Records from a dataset
^^^^^^^^

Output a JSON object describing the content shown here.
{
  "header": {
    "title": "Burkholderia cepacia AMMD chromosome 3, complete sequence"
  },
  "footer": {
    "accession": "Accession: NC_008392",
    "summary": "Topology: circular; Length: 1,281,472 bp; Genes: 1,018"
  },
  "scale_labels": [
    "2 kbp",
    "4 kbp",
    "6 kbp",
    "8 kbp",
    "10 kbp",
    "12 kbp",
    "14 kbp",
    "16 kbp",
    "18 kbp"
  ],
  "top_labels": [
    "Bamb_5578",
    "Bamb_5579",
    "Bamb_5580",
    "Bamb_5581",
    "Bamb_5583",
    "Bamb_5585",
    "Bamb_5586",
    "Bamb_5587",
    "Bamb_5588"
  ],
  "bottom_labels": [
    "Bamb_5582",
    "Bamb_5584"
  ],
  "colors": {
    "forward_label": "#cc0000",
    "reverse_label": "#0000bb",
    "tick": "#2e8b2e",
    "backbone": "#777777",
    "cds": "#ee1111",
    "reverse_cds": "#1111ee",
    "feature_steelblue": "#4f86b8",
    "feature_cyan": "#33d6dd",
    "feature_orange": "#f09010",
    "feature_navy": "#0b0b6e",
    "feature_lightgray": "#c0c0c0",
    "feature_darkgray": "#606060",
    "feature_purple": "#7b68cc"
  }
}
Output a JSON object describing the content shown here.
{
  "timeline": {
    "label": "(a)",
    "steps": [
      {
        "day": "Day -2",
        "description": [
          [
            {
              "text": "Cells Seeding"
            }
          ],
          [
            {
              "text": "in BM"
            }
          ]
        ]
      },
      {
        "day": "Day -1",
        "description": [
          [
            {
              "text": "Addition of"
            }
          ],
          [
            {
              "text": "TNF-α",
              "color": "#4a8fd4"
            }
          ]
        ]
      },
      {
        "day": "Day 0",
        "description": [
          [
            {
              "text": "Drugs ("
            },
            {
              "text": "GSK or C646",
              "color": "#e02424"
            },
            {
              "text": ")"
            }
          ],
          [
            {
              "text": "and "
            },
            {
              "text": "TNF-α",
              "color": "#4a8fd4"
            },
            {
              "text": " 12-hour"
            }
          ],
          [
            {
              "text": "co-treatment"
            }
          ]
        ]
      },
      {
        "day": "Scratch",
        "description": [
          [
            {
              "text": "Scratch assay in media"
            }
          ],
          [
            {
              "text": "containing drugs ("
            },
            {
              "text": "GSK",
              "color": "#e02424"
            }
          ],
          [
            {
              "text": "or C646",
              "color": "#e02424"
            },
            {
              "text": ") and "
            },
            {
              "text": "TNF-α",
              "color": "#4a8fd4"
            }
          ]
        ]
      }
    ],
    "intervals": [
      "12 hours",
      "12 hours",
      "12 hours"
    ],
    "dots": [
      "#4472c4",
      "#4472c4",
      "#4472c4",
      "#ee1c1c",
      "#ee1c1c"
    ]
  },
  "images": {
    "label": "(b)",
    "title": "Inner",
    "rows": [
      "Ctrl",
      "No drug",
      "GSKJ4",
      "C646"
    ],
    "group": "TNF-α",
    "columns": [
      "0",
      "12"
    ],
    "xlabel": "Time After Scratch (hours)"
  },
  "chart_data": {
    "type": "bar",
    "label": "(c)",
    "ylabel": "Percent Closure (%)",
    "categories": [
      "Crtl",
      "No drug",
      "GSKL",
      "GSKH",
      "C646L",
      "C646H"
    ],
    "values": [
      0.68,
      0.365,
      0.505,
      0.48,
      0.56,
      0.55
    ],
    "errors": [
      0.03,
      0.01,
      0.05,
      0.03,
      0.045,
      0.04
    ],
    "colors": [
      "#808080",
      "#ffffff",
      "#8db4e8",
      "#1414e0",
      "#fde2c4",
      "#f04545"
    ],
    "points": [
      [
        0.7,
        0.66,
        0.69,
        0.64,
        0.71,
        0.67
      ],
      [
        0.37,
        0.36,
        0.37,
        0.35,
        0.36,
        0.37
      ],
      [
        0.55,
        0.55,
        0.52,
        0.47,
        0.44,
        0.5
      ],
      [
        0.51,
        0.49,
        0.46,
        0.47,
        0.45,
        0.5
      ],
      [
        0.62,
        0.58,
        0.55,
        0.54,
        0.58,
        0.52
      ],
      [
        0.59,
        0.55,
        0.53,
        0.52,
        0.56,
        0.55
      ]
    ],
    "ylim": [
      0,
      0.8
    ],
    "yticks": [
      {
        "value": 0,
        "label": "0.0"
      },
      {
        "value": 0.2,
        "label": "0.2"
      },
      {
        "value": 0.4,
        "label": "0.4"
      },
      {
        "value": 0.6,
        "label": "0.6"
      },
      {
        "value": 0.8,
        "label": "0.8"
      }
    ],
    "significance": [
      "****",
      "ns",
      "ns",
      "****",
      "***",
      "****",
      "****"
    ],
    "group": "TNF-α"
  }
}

^^^^^^^^

◆ **Work to be completed**
Would you reproduce every record above exactly as it appears?

◆ **Your solution**
Output a JSON object describing the content shown here.
{
  "header": {
    "title": "Burkholderia cepacia AMMD chromosome 3, complete sequence"
  },
  "footer": {
    "accession": "Accession: NC_008392",
    "summary": "Topology: circular; Length: 1,281,472 bp; Genes: 1,018"
  },
  "scale_labels": [
    "2 kbp",
    "4 kbp",
    "6 kbp",
    "8 kbp",
    "10 kbp",
    "12 kbp",
    "14 kbp",
    "16 kbp",
    "18 kbp"
  ],
  "top_labels": [
    "Bamb_5578",
    "Bamb_5579",
    "Bamb_5580",
    "Bamb_5581",
    "Bamb_5583",
    "Bamb_5585",
    "Bamb_5586",
    "Bamb_5587",
    "Bamb_5588"
  ],
  "bottom_labels": [
    "Bamb_5582",
    "Bamb_5584"
  ],
  "colors": {
    "forward_label": "#cc0000",
    "reverse_label": "#0000bb",
    "tick": "#2e8b2e",
    "backbone": "#777777",
    "cds": "#ee1111",
    "reverse_cds": "#1111ee",
    "feature_steelblue": "#4f86b8",
    "feature_cyan": "#33d6dd",
    "feature_orange": "#f09010",
    "feature_navy": "#0b0b6e",
    "feature_lightgray": "#c0c0c0",
    "feature_darkgray": "#606060",
    "feature_purple": "#7b68cc"
  }
}
Output a JSON object describing the content shown here.
{
  "timeline": {
    "label": "(a)",
    "steps": [
      {
        "day": "Day -2",
        "description": [
          [
            {
              "text": "Cells Seeding"
            }
          ],
          [
            {
              "text": "in BM"
            }
          ]
        ]
      },
      {
        "day": "Day -1",
        "description": [
          [
            {
              "text": "Addition of"
            }
          ],
          [
            {
              "text": "TNF-α",
              "color": "#4a8fd4"
            }
          ]
        ]
      },
      {
        "day": "Day 0",
        "description": [
          [
            {
              "text": "Drugs ("
            },
            {
              "text": "GSK or C646",
              "color": "#e02424"
            },
            {
              "text": ")"
            }
          ],
          [
            {
              "text": "and "
            },
            {
              "text": "TNF-α",
              "color": "#4a8fd4"
            },
            {
              "text": " 12-hour"
            }
          ],
          [
            {
              "text": "co-treatment"
            }
          ]
        ]
      },
      {
        "day": "Scratch",
        "description": [
          [
            {
              "text": "Scratch assay in media"
            }
          ],
          [
            {
              "text": "containing drugs ("
            },
            {
              "text": "GSK",
              "color": "#e02424"
            }
          ],
          [
            {
              "text": "or C646",
              "color": "#e02424"
            },
            {
              "text": ") and "
            },
            {
              "text": "TNF-α",
              "color": "#4a8fd4"
            }
          ]
        ]
      }
    ],
    "intervals": [
      "12 hours",
      "12 hours",
      "12 hours"
    ],
    "dots": [
      "#4472c4",
      "#4472c4",
      "#4472c4",
      "#ee1c1c",
      "#ee1c1c"
    ]
  },
  "images": {
    "label": "(b)",
    "title": "Inner",
    "rows": [
      "Ctrl",
      "No drug",
      "GSKJ4",
      "C646"
    ],
    "group": "TNF-α",
    "columns": [
      "0",
      "12"
    ],
    "xlabel": "Time After Scratch (hours)"
  },
  "chart_data": {
    "type": "bar",
    "label": "(c)",
    "ylabel": "Percent Closure (%)",
    "categories": [
      "Crtl",
      "No drug",
      "GSKL",
      "GSKH",
      "C646L",
      "C646H"
    ],
    "values": [
      0.68,
      0.365,
      0.505,
      0.48,
      0.56,
      0.55
    ],
    "errors": [
      0.03,
      0.01,
      0.05,
      0.03,
      0.045,
      0.04
    ],
    "colors": [
      "#808080",
      "#ffffff",
      "#8db4e8",
      "#1414e0",
      "#fde2c4",
      "#f04545"
    ],
    "points": [
      [
        0.7,
        0.66,
        0.69,
        0.64,
        0.71,
        0.67
      ],
      [
        0.37,
        0.36,
        0.37,
        0.35,
        0.36,
        0.37
      ],
      [
        0.55,
        0.55,
        0.52,
        0.47,
        0.44,
        0.5
      ],
      [
        0.51,
        0.49,
        0.46,
        0.47,
        0.45,
        0.5
      ],
      [
        0.62,
        0.58,
        0.55,
        0.54,
        0.58,
        0.52
      ],
      [
        0.59,
        0.55,
        0.53,
        0.52,
        0.56,
        0.55
      ]
    ],
    "ylim": [
      0,
      0.8
    ],
    "yticks": [
      {
        "value": 0,
        "label": "0.0"
      },
      {
        "value": 0.2,
        "label": "0.2"
      },
      {
        "value": 0.4,
        "label": "0.4"
      },
      {
        "value": 0.6,
        "label": "0.6"
      },
      {
        "value": 0.8,
        "label": "0.8"
      }
    ],
    "significance": [
      "****",
      "ns",
      "ns",
      "****",
      "***",
      "****",
      "****"
    ],
    "group": "TNF-α"
  }
}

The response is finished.